- [Problem]: Copy out every line in the entries below that includes "изображают".

Data entries
####################

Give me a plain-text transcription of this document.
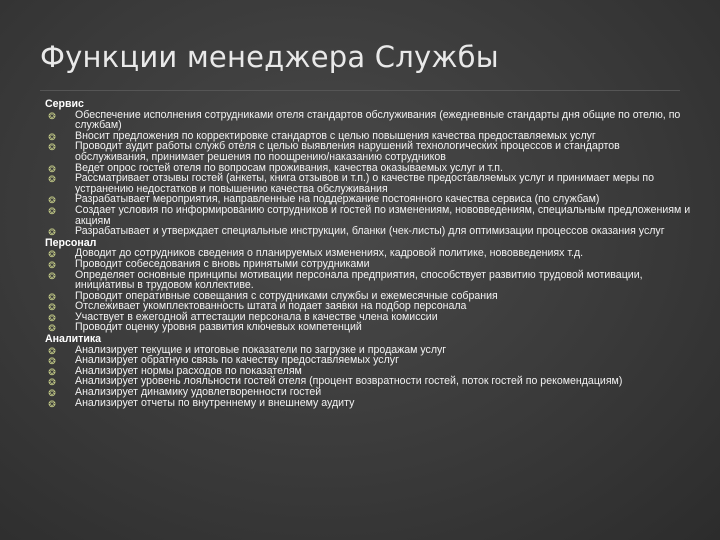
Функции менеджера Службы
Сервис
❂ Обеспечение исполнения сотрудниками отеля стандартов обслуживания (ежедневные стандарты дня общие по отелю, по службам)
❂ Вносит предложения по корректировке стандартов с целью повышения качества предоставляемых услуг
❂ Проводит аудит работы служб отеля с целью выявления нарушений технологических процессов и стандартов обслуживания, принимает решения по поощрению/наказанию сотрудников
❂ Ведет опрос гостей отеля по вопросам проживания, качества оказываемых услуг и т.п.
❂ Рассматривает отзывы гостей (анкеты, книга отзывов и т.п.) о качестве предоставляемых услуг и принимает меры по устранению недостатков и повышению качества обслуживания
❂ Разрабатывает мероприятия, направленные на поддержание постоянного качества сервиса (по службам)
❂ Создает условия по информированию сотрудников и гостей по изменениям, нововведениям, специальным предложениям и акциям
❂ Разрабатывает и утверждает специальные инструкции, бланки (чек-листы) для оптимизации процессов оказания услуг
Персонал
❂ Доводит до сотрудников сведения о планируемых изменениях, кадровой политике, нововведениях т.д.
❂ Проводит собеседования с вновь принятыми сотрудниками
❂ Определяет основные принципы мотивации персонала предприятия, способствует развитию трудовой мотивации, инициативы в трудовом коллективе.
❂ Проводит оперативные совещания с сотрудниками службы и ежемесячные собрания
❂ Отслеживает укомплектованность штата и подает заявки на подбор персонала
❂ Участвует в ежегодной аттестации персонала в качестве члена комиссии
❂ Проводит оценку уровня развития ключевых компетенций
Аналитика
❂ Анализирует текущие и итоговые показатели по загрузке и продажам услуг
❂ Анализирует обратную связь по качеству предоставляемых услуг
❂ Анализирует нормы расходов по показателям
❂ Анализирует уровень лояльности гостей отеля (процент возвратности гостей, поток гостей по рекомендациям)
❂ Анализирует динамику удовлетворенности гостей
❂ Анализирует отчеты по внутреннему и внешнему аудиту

####################

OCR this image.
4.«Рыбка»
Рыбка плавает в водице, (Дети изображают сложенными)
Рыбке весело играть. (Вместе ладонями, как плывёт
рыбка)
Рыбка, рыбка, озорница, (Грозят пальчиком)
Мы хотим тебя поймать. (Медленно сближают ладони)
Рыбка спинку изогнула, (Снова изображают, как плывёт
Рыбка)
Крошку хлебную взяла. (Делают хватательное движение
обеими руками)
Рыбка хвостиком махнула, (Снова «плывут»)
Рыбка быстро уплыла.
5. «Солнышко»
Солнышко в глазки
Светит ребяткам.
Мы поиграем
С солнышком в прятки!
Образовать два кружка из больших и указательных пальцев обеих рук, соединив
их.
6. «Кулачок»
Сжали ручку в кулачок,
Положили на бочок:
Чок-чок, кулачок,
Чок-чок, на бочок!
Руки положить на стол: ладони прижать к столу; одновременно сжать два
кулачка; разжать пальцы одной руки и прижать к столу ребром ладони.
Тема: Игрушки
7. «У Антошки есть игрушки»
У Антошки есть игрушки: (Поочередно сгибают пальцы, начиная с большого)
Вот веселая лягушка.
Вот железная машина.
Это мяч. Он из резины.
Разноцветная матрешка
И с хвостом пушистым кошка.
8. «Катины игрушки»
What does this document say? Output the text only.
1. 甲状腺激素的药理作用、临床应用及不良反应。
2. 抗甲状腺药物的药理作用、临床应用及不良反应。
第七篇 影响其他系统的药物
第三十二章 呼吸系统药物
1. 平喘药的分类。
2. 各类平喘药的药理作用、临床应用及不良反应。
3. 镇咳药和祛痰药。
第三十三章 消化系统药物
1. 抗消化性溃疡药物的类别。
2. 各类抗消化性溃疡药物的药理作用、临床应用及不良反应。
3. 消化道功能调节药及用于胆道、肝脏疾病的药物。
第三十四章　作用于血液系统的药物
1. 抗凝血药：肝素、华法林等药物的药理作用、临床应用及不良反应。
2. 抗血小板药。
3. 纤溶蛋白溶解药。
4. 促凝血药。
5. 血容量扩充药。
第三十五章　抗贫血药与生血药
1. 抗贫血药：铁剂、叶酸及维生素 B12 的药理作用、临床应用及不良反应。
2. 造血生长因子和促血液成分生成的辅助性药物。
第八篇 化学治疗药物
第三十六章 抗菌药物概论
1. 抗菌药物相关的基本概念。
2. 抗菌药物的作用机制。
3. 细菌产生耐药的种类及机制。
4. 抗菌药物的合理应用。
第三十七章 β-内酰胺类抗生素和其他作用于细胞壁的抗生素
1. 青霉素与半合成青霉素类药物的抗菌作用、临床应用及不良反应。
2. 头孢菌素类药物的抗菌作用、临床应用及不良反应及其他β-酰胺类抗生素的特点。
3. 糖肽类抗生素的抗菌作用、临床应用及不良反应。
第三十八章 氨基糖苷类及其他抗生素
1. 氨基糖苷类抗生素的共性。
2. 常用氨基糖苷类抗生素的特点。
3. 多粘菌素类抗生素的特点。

####################

- [Response below]:
Рыбка плавает в водице, (Дети изображают сложенными)
Рыбка спинку изогнула, (Снова изображают, как плывёт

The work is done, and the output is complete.